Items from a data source

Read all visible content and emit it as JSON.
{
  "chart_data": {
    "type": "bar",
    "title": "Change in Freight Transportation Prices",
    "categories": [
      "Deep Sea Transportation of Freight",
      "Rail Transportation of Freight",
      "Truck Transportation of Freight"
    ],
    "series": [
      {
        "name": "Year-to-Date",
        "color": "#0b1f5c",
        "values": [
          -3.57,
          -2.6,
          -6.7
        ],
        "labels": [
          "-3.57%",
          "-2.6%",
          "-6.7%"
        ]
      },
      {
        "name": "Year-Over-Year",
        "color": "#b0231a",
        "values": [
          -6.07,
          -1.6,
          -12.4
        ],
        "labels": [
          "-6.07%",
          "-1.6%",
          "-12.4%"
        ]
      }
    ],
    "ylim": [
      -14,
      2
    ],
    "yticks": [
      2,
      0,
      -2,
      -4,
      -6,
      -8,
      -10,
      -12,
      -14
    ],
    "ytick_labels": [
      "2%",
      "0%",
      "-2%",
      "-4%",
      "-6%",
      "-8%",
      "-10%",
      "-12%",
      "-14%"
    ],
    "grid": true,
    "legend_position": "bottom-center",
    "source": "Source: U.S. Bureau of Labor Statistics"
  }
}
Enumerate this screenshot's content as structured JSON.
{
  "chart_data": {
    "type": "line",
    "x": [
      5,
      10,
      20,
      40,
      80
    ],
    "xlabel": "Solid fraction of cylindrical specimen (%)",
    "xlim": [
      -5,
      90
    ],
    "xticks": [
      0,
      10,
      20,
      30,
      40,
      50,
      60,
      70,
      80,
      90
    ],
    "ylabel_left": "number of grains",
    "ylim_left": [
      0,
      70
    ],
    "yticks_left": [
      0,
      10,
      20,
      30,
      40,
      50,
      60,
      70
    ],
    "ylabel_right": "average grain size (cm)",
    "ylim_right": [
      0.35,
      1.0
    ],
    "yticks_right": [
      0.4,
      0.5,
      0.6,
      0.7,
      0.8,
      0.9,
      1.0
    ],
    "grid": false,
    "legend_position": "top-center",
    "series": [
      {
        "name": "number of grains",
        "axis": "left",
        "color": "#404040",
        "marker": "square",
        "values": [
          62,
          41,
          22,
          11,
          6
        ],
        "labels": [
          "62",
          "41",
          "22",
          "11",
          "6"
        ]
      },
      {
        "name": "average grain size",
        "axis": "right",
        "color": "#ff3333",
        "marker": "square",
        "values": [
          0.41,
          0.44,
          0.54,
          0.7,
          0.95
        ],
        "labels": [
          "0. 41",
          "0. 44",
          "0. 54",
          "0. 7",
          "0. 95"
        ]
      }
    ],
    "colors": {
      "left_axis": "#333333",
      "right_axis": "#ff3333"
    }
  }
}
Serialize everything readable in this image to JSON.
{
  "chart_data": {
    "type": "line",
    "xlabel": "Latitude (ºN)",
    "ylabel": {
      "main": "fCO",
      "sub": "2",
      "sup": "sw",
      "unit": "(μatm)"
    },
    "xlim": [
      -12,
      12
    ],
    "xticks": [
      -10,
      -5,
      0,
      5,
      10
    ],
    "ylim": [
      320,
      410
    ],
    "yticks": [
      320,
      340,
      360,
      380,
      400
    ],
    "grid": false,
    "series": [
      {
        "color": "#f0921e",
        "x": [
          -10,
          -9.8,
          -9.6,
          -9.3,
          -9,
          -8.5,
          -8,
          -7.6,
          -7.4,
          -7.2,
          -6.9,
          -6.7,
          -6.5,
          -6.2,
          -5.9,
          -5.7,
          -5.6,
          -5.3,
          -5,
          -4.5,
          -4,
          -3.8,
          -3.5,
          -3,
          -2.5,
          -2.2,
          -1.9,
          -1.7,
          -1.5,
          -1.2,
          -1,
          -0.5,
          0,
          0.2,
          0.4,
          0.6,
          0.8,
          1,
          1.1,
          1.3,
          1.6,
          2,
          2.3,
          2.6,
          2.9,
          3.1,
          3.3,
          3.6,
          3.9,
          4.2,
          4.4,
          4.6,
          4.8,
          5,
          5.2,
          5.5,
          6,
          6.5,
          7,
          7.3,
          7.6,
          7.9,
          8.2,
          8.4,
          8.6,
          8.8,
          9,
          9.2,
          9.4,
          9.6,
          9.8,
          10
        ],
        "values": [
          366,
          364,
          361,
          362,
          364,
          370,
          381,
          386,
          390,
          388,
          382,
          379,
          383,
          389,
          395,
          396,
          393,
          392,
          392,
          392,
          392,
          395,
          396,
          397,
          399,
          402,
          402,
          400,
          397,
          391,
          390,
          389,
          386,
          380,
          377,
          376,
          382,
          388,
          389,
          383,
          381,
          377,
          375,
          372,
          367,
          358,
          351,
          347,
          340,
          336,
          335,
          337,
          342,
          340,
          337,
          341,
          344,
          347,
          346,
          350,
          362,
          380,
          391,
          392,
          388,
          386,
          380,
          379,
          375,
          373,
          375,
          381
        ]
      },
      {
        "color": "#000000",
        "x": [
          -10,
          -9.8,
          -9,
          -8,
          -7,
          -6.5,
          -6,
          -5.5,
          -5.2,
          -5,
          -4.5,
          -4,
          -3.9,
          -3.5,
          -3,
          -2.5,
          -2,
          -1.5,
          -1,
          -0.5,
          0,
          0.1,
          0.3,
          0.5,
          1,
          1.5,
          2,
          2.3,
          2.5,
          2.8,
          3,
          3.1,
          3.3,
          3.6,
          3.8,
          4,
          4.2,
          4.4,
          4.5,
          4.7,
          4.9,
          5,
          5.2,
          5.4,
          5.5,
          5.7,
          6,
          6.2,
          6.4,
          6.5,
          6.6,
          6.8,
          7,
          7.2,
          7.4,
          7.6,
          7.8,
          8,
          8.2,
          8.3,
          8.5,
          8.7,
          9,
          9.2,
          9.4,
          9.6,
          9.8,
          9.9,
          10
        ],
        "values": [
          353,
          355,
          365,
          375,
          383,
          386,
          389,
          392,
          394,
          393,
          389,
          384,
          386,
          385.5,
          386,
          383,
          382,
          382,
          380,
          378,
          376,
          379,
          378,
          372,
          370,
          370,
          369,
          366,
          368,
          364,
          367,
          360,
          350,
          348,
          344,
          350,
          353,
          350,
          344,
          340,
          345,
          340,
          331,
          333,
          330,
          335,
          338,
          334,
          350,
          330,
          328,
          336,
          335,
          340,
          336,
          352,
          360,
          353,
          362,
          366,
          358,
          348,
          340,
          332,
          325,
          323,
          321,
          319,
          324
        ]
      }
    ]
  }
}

__Task description__: Faithfully transcribe the whole of the data.

__Exercise output__:
Read all visible content and emit it as JSON.
{
  "chart_data": {
    "type": "bar",
    "title": "Change in Freight Transportation Prices",
    "categories": [
      "Deep Sea Transportation of Freight",
      "Rail Transportation of Freight",
      "Truck Transportation of Freight"
    ],
    "series": [
      {
        "name": "Year-to-Date",
        "color": "#0b1f5c",
        "values": [
          -3.57,
          -2.6,
          -6.7
        ],
        "labels": [
          "-3.57%",
          "-2.6%",
          "-6.7%"
        ]
      },
      {
        "name": "Year-Over-Year",
        "color": "#b0231a",
        "values": [
          -6.07,
          -1.6,
          -12.4
        ],
        "labels": [
          "-6.07%",
          "-1.6%",
          "-12.4%"
        ]
      }
    ],
    "ylim": [
      -14,
      2
    ],
    "yticks": [
      2,
      0,
      -2,
      -4,
      -6,
      -8,
      -10,
      -12,
      -14
    ],
    "ytick_labels": [
      "2%",
      "0%",
      "-2%",
      "-4%",
      "-6%",
      "-8%",
      "-10%",
      "-12%",
      "-14%"
    ],
    "grid": true,
    "legend_position": "bottom-center",
    "source": "Source: U.S. Bureau of Labor Statistics"
  }
}
Enumerate this screenshot's content as structured JSON.
{
  "chart_data": {
    "type": "line",
    "x": [
      5,
      10,
      20,
      40,
      80
    ],
    "xlabel": "Solid fraction of cylindrical specimen (%)",
    "xlim": [
      -5,
      90
    ],
    "xticks": [
      0,
      10,
      20,
      30,
      40,
      50,
      60,
      70,
      80,
      90
    ],
    "ylabel_left": "number of grains",
    "ylim_left": [
      0,
      70
    ],
    "yticks_left": [
      0,
      10,
      20,
      30,
      40,
      50,
      60,
      70
    ],
    "ylabel_right": "average grain size (cm)",
    "ylim_right": [
      0.35,
      1.0
    ],
    "yticks_right": [
      0.4,
      0.5,
      0.6,
      0.7,
      0.8,
      0.9,
      1.0
    ],
    "grid": false,
    "legend_position": "top-center",
    "series": [
      {
        "name": "number of grains",
        "axis": "left",
        "color": "#404040",
        "marker": "square",
        "values": [
          62,
          41,
          22,
          11,
          6
        ],
        "labels": [
          "62",
          "41",
          "22",
          "11",
          "6"
        ]
      },
      {
        "name": "average grain size",
        "axis": "right",
        "color": "#ff3333",
        "marker": "square",
        "values": [
          0.41,
          0.44,
          0.54,
          0.7,
          0.95
        ],
        "labels": [
          "0. 41",
          "0. 44",
          "0. 54",
          "0. 7",
          "0. 95"
        ]
      }
    ],
    "colors": {
      "left_axis": "#333333",
      "right_axis": "#ff3333"
    }
  }
}
Serialize everything readable in this image to JSON.
{
  "chart_data": {
    "type": "line",
    "xlabel": "Latitude (ºN)",
    "ylabel": {
      "main": "fCO",
      "sub": "2",
      "sup": "sw",
      "unit": "(μatm)"
    },
    "xlim": [
      -12,
      12
    ],
    "xticks": [
      -10,
      -5,
      0,
      5,
      10
    ],
    "ylim": [
      320,
      410
    ],
    "yticks": [
      320,
      340,
      360,
      380,
      400
    ],
    "grid": false,
    "series": [
      {
        "color": "#f0921e",
        "x": [
          -10,
          -9.8,
          -9.6,
          -9.3,
          -9,
          -8.5,
          -8,
          -7.6,
          -7.4,
          -7.2,
          -6.9,
          -6.7,
          -6.5,
          -6.2,
          -5.9,
          -5.7,
          -5.6,
          -5.3,
          -5,
          -4.5,
          -4,
          -3.8,
          -3.5,
          -3,
          -2.5,
          -2.2,
          -1.9,
          -1.7,
          -1.5,
          -1.2,
          -1,
          -0.5,
          0,
          0.2,
          0.4,
          0.6,
          0.8,
          1,
          1.1,
          1.3,
          1.6,
          2,
          2.3,
          2.6,
          2.9,
          3.1,
          3.3,
          3.6,
          3.9,
          4.2,
          4.4,
          4.6,
          4.8,
          5,
          5.2,
          5.5,
          6,
          6.5,
          7,
          7.3,
          7.6,
          7.9,
          8.2,
          8.4,
          8.6,
          8.8,
          9,
          9.2,
          9.4,
          9.6,
          9.8,
          10
        ],
        "values": [
          366,
          364,
          361,
          362,
          364,
          370,
          381,
          386,
          390,
          388,
          382,
          379,
          383,
          389,
          395,
          396,
          393,
          392,
          392,
          392,
          392,
          395,
          396,
          397,
          399,
          402,
          402,
          400,
          397,
          391,
          390,
          389,
          386,
          380,
          377,
          376,
          382,
          388,
          389,
          383,
          381,
          377,
          375,
          372,
          367,
          358,
          351,
          347,
          340,
          336,
          335,
          337,
          342,
          340,
          337,
          341,
          344,
          347,
          346,
          350,
          362,
          380,
          391,
          392,
          388,
          386,
          380,
          379,
          375,
          373,
          375,
          381
        ]
      },
      {
        "color": "#000000",
        "x": [
          -10,
          -9.8,
          -9,
          -8,
          -7,
          -6.5,
          -6,
          -5.5,
          -5.2,
          -5,
          -4.5,
          -4,
          -3.9,
          -3.5,
          -3,
          -2.5,
          -2,
          -1.5,
          -1,
          -0.5,
          0,
          0.1,
          0.3,
          0.5,
          1,
          1.5,
          2,
          2.3,
          2.5,
          2.8,
          3,
          3.1,
          3.3,
          3.6,
          3.8,
          4,
          4.2,
          4.4,
          4.5,
          4.7,
          4.9,
          5,
          5.2,
          5.4,
          5.5,
          5.7,
          6,
          6.2,
          6.4,
          6.5,
          6.6,
          6.8,
          7,
          7.2,
          7.4,
          7.6,
          7.8,
          8,
          8.2,
          8.3,
          8.5,
          8.7,
          9,
          9.2,
          9.4,
          9.6,
          9.8,
          9.9,
          10
        ],
        "values": [
          353,
          355,
          365,
          375,
          383,
          386,
          389,
          392,
          394,
          393,
          389,
          384,
          386,
          385.5,
          386,
          383,
          382,
          382,
          380,
          378,
          376,
          379,
          378,
          372,
          370,
          370,
          369,
          366,
          368,
          364,
          367,
          360,
          350,
          348,
          344,
          350,
          353,
          350,
          344,
          340,
          345,
          340,
          331,
          333,
          330,
          335,
          338,
          334,
          350,
          330,
          328,
          336,
          335,
          340,
          336,
          352,
          360,
          353,
          362,
          366,
          358,
          348,
          340,
          332,
          325,
          323,
          321,
          319,
          324
        ]
      }
    ]
  }
}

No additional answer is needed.